== Record excerpts ==

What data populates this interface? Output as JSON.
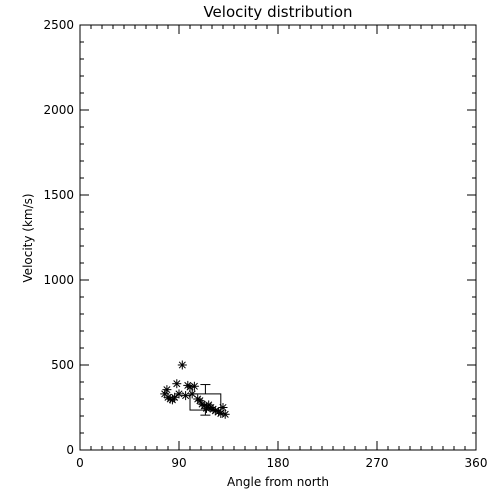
{
  "chart_data": {
    "type": "scatter",
    "title": "Velocity distribution",
    "xlabel": "Angle from north",
    "ylabel": "Velocity (km/s)",
    "xlim": [
      0,
      360
    ],
    "ylim": [
      0,
      2500
    ],
    "xticks": [
      0,
      90,
      180,
      270,
      360
    ],
    "xtick_labels": [
      "0",
      "90",
      "180",
      "270",
      "360"
    ],
    "yticks": [
      0,
      500,
      1000,
      1500,
      2000,
      2500
    ],
    "ytick_labels": [
      "0",
      "500",
      "1000",
      "1500",
      "2000",
      "2500"
    ],
    "x_minor_step": 10,
    "y_minor_step": 100,
    "grid": false,
    "marker": "asterisk",
    "points": [
      {
        "x": 77,
        "y": 330
      },
      {
        "x": 79,
        "y": 355
      },
      {
        "x": 80,
        "y": 310
      },
      {
        "x": 82,
        "y": 300
      },
      {
        "x": 84,
        "y": 295
      },
      {
        "x": 86,
        "y": 310
      },
      {
        "x": 88,
        "y": 390
      },
      {
        "x": 90,
        "y": 330
      },
      {
        "x": 93,
        "y": 500
      },
      {
        "x": 96,
        "y": 320
      },
      {
        "x": 98,
        "y": 380
      },
      {
        "x": 100,
        "y": 370
      },
      {
        "x": 102,
        "y": 330
      },
      {
        "x": 104,
        "y": 375
      },
      {
        "x": 107,
        "y": 300
      },
      {
        "x": 109,
        "y": 290
      },
      {
        "x": 111,
        "y": 270
      },
      {
        "x": 113,
        "y": 260
      },
      {
        "x": 115,
        "y": 245
      },
      {
        "x": 117,
        "y": 265
      },
      {
        "x": 119,
        "y": 250
      },
      {
        "x": 121,
        "y": 240
      },
      {
        "x": 123,
        "y": 230
      },
      {
        "x": 126,
        "y": 225
      },
      {
        "x": 128,
        "y": 215
      },
      {
        "x": 130,
        "y": 250
      },
      {
        "x": 132,
        "y": 210
      }
    ],
    "box": {
      "x_min": 100,
      "x_max": 128,
      "q1": 235,
      "q3": 330,
      "whisker_x": 114,
      "whisker_low": 205,
      "whisker_high": 385
    }
  }
}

===

» **Given instruction**: Write out all the entries word for word, but skip any images.

» **Solution for this exercise**:
What data populates this interface? Output as JSON.
{
  "chart_data": {
    "type": "scatter",
    "title": "Velocity distribution",
    "xlabel": "Angle from north",
    "ylabel": "Velocity (km/s)",
    "xlim": [
      0,
      360
    ],
    "ylim": [
      0,
      2500
    ],
    "xticks": [
      0,
      90,
      180,
      270,
      360
    ],
    "xtick_labels": [
      "0",
      "90",
      "180",
      "270",
      "360"
    ],
    "yticks": [
      0,
      500,
      1000,
      1500,
      2000,
      2500
    ],
    "ytick_labels": [
      "0",
      "500",
      "1000",
      "1500",
      "2000",
      "2500"
    ],
    "x_minor_step": 10,
    "y_minor_step": 100,
    "grid": false,
    "marker": "asterisk",
    "points": [
      {
        "x": 77,
        "y": 330
      },
      {
        "x": 79,
        "y": 355
      },
      {
        "x": 80,
        "y": 310
      },
      {
        "x": 82,
        "y": 300
      },
      {
        "x": 84,
        "y": 295
      },
      {
        "x": 86,
        "y": 310
      },
      {
        "x": 88,
        "y": 390
      },
      {
        "x": 90,
        "y": 330
      },
      {
        "x": 93,
        "y": 500
      },
      {
        "x": 96,
        "y": 320
      },
      {
        "x": 98,
        "y": 380
      },
      {
        "x": 100,
        "y": 370
      },
      {
        "x": 102,
        "y": 330
      },
      {
        "x": 104,
        "y": 375
      },
      {
        "x": 107,
        "y": 300
      },
      {
        "x": 109,
        "y": 290
      },
      {
        "x": 111,
        "y": 270
      },
      {
        "x": 113,
        "y": 260
      },
      {
        "x": 115,
        "y": 245
      },
      {
        "x": 117,
        "y": 265
      },
      {
        "x": 119,
        "y": 250
      },
      {
        "x": 121,
        "y": 240
      },
      {
        "x": 123,
        "y": 230
      },
      {
        "x": 126,
        "y": 225
      },
      {
        "x": 128,
        "y": 215
      },
      {
        "x": 130,
        "y": 250
      },
      {
        "x": 132,
        "y": 210
      }
    ],
    "box": {
      "x_min": 100,
      "x_max": 128,
      "q1": 235,
      "q3": 330,
      "whisker_x": 114,
      "whisker_low": 205,
      "whisker_high": 385
    }
  }
}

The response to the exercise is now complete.